Problem to work on
Exactly as written, please set down all of the entries again, with no pictures.

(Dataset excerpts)
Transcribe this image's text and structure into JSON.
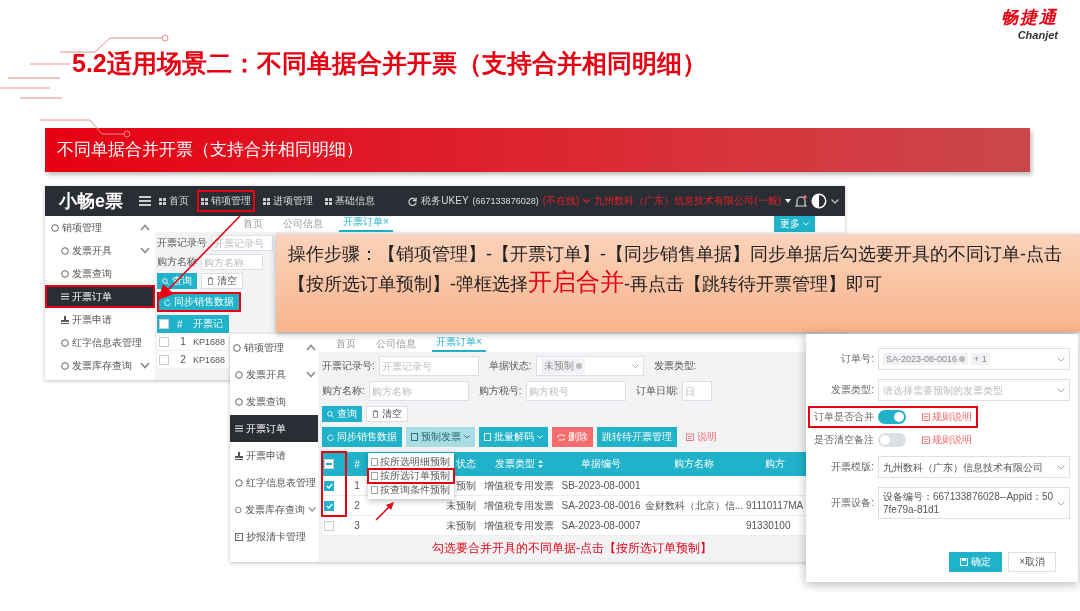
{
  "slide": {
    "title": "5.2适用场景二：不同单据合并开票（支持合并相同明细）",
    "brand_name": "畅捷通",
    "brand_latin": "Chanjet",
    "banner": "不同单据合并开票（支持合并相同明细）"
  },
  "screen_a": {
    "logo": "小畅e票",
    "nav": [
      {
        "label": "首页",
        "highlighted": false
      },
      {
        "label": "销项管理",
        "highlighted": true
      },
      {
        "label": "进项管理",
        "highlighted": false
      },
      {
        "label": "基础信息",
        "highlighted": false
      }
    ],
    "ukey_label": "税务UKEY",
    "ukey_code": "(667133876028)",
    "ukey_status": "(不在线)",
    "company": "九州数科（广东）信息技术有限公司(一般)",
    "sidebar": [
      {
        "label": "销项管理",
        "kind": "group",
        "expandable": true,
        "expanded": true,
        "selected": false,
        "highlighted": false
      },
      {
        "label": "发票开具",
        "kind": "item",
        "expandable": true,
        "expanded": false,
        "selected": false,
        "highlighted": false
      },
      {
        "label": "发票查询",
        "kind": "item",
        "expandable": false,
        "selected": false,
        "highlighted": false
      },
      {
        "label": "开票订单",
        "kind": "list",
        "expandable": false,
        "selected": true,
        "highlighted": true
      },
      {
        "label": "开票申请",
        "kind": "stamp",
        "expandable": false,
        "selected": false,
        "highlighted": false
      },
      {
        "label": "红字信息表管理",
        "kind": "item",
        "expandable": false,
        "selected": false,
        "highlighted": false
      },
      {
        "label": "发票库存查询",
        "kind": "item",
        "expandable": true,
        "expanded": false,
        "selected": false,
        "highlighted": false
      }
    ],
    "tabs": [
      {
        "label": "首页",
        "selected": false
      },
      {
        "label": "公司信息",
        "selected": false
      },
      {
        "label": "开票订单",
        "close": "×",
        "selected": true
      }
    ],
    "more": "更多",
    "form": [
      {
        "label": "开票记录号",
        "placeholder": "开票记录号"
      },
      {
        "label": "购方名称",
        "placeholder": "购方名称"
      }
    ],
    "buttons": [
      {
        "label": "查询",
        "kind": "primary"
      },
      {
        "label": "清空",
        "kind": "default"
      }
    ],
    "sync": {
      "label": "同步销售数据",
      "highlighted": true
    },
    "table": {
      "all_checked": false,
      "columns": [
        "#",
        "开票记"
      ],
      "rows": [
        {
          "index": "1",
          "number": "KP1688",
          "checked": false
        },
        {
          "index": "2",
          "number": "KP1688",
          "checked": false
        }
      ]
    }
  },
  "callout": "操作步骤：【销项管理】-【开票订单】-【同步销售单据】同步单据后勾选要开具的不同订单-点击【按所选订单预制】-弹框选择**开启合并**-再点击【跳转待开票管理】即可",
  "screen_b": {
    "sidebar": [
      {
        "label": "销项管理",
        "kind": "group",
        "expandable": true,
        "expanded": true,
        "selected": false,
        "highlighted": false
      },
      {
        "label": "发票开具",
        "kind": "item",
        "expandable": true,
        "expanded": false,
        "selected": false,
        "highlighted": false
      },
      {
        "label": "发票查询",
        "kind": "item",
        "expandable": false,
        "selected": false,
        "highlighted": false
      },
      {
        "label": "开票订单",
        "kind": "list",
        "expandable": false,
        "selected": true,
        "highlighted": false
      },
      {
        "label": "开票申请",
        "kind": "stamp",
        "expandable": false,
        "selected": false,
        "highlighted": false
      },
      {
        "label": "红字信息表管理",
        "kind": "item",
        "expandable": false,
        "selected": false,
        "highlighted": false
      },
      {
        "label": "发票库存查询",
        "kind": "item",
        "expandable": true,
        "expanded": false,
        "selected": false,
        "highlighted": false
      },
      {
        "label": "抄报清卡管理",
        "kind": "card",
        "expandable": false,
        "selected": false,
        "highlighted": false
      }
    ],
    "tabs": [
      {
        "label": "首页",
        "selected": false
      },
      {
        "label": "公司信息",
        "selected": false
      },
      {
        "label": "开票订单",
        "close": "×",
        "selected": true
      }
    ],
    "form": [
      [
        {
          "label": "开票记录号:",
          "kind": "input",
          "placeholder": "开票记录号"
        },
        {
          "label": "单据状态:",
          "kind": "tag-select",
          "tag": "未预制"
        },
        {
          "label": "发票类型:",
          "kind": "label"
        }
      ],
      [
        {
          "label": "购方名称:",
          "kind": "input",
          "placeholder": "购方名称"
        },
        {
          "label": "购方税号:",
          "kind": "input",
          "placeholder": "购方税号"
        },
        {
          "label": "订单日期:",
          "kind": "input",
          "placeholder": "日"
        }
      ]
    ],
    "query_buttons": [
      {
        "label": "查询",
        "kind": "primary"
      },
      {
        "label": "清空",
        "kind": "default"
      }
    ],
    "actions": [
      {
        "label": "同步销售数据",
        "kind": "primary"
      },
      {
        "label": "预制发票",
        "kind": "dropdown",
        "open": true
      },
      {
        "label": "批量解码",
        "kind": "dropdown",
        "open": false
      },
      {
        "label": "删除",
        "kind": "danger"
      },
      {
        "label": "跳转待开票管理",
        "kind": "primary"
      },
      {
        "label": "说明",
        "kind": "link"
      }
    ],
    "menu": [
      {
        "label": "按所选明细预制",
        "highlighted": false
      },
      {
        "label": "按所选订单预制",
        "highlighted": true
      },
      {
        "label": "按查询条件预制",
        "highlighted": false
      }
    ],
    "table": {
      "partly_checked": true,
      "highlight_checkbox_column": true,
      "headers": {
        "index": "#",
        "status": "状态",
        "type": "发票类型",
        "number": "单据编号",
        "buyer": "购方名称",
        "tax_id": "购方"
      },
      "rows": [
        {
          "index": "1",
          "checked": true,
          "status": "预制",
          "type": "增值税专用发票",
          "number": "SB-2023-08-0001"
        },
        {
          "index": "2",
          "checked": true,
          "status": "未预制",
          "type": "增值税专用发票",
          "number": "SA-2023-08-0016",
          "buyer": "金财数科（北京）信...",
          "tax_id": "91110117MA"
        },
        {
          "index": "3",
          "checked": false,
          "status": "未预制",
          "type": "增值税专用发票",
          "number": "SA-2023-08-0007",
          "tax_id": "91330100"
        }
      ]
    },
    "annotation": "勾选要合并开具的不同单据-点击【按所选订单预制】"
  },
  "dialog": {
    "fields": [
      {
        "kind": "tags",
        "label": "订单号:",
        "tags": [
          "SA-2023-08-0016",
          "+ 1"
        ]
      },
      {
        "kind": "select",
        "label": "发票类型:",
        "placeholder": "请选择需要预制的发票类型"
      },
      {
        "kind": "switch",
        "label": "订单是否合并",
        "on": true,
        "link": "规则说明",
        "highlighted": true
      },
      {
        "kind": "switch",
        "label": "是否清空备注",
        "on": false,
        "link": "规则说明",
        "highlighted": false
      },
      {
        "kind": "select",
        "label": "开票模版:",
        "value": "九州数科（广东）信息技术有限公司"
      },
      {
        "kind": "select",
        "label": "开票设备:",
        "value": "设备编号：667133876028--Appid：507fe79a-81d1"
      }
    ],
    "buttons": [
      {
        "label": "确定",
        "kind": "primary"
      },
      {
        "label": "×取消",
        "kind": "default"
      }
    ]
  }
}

Task answer
Transcribe this image's text and structure into JSON.
{
  "slide": {
    "title": "5.2适用场景二：不同单据合并开票（支持合并相同明细）",
    "brand_name": "畅捷通",
    "brand_latin": "Chanjet",
    "banner": "不同单据合并开票（支持合并相同明细）"
  },
  "screen_a": {
    "logo": "小畅e票",
    "nav": [
      {
        "label": "首页",
        "highlighted": false
      },
      {
        "label": "销项管理",
        "highlighted": true
      },
      {
        "label": "进项管理",
        "highlighted": false
      },
      {
        "label": "基础信息",
        "highlighted": false
      }
    ],
    "ukey_label": "税务UKEY",
    "ukey_code": "(667133876028)",
    "ukey_status": "(不在线)",
    "company": "九州数科（广东）信息技术有限公司(一般)",
    "sidebar": [
      {
        "label": "销项管理",
        "kind": "group",
        "expandable": true,
        "expanded": true,
        "selected": false,
        "highlighted": false
      },
      {
        "label": "发票开具",
        "kind": "item",
        "expandable": true,
        "expanded": false,
        "selected": false,
        "highlighted": false
      },
      {
        "label": "发票查询",
        "kind": "item",
        "expandable": false,
        "selected": false,
        "highlighted": false
      },
      {
        "label": "开票订单",
        "kind": "list",
        "expandable": false,
        "selected": true,
        "highlighted": true
      },
      {
        "label": "开票申请",
        "kind": "stamp",
        "expandable": false,
        "selected": false,
        "highlighted": false
      },
      {
        "label": "红字信息表管理",
        "kind": "item",
        "expandable": false,
        "selected": false,
        "highlighted": false
      },
      {
        "label": "发票库存查询",
        "kind": "item",
        "expandable": true,
        "expanded": false,
        "selected": false,
        "highlighted": false
      }
    ],
    "tabs": [
      {
        "label": "首页",
        "selected": false
      },
      {
        "label": "公司信息",
        "selected": false
      },
      {
        "label": "开票订单",
        "close": "×",
        "selected": true
      }
    ],
    "more": "更多",
    "form": [
      {
        "label": "开票记录号",
        "placeholder": "开票记录号"
      },
      {
        "label": "购方名称",
        "placeholder": "购方名称"
      }
    ],
    "buttons": [
      {
        "label": "查询",
        "kind": "primary"
      },
      {
        "label": "清空",
        "kind": "default"
      }
    ],
    "sync": {
      "label": "同步销售数据",
      "highlighted": true
    },
    "table": {
      "all_checked": false,
      "columns": [
        "#",
        "开票记"
      ],
      "rows": [
        {
          "index": "1",
          "number": "KP1688",
          "checked": false
        },
        {
          "index": "2",
          "number": "KP1688",
          "checked": false
        }
      ]
    }
  },
  "callout": "操作步骤：【销项管理】-【开票订单】-【同步销售单据】同步单据后勾选要开具的不同订单-点击【按所选订单预制】-弹框选择**开启合并**-再点击【跳转待开票管理】即可",
  "screen_b": {
    "sidebar": [
      {
        "label": "销项管理",
        "kind": "group",
        "expandable": true,
        "expanded": true,
        "selected": false,
        "highlighted": false
      },
      {
        "label": "发票开具",
        "kind": "item",
        "expandable": true,
        "expanded": false,
        "selected": false,
        "highlighted": false
      },
      {
        "label": "发票查询",
        "kind": "item",
        "expandable": false,
        "selected": false,
        "highlighted": false
      },
      {
        "label": "开票订单",
        "kind": "list",
        "expandable": false,
        "selected": true,
        "highlighted": false
      },
      {
        "label": "开票申请",
        "kind": "stamp",
        "expandable": false,
        "selected": false,
        "highlighted": false
      },
      {
        "label": "红字信息表管理",
        "kind": "item",
        "expandable": false,
        "selected": false,
        "highlighted": false
      },
      {
        "label": "发票库存查询",
        "kind": "item",
        "expandable": true,
        "expanded": false,
        "selected": false,
        "highlighted": false
      },
      {
        "label": "抄报清卡管理",
        "kind": "card",
        "expandable": false,
        "selected": false,
        "highlighted": false
      }
    ],
    "tabs": [
      {
        "label": "首页",
        "selected": false
      },
      {
        "label": "公司信息",
        "selected": false
      },
      {
        "label": "开票订单",
        "close": "×",
        "selected": true
      }
    ],
    "form": [
      [
        {
          "label": "开票记录号:",
          "kind": "input",
          "placeholder": "开票记录号"
        },
        {
          "label": "单据状态:",
          "kind": "tag-select",
          "tag": "未预制"
        },
        {
          "label": "发票类型:",
          "kind": "label"
        }
      ],
      [
        {
          "label": "购方名称:",
          "kind": "input",
          "placeholder": "购方名称"
        },
        {
          "label": "购方税号:",
          "kind": "input",
          "placeholder": "购方税号"
        },
        {
          "label": "订单日期:",
          "kind": "input",
          "placeholder": "日"
        }
      ]
    ],
    "query_buttons": [
      {
        "label": "查询",
        "kind": "primary"
      },
      {
        "label": "清空",
        "kind": "default"
      }
    ],
    "actions": [
      {
        "label": "同步销售数据",
        "kind": "primary"
      },
      {
        "label": "预制发票",
        "kind": "dropdown",
        "open": true
      },
      {
        "label": "批量解码",
        "kind": "dropdown",
        "open": false
      },
      {
        "label": "删除",
        "kind": "danger"
      },
      {
        "label": "跳转待开票管理",
        "kind": "primary"
      },
      {
        "label": "说明",
        "kind": "link"
      }
    ],
    "menu": [
      {
        "label": "按所选明细预制",
        "highlighted": false
      },
      {
        "label": "按所选订单预制",
        "highlighted": true
      },
      {
        "label": "按查询条件预制",
        "highlighted": false
      }
    ],
    "table": {
      "partly_checked": true,
      "highlight_checkbox_column": true,
      "headers": {
        "index": "#",
        "status": "状态",
        "type": "发票类型",
        "number": "单据编号",
        "buyer": "购方名称",
        "tax_id": "购方"
      },
      "rows": [
        {
          "index": "1",
          "checked": true,
          "status": "预制",
          "type": "增值税专用发票",
          "number": "SB-2023-08-0001"
        },
        {
          "index": "2",
          "checked": true,
          "status": "未预制",
          "type": "增值税专用发票",
          "number": "SA-2023-08-0016",
          "buyer": "金财数科（北京）信...",
          "tax_id": "91110117MA"
        },
        {
          "index": "3",
          "checked": false,
          "status": "未预制",
          "type": "增值税专用发票",
          "number": "SA-2023-08-0007",
          "tax_id": "91330100"
        }
      ]
    },
    "annotation": "勾选要合并开具的不同单据-点击【按所选订单预制】"
  },
  "dialog": {
    "fields": [
      {
        "kind": "tags",
        "label": "订单号:",
        "tags": [
          "SA-2023-08-0016",
          "+ 1"
        ]
      },
      {
        "kind": "select",
        "label": "发票类型:",
        "placeholder": "请选择需要预制的发票类型"
      },
      {
        "kind": "switch",
        "label": "订单是否合并",
        "on": true,
        "link": "规则说明",
        "highlighted": true
      },
      {
        "kind": "switch",
        "label": "是否清空备注",
        "on": false,
        "link": "规则说明",
        "highlighted": false
      },
      {
        "kind": "select",
        "label": "开票模版:",
        "value": "九州数科（广东）信息技术有限公司"
      },
      {
        "kind": "select",
        "label": "开票设备:",
        "value": "设备编号：667133876028--Appid：507fe79a-81d1"
      }
    ],
    "buttons": [
      {
        "label": "确定",
        "kind": "primary"
      },
      {
        "label": "×取消",
        "kind": "default"
      }
    ]
  }
}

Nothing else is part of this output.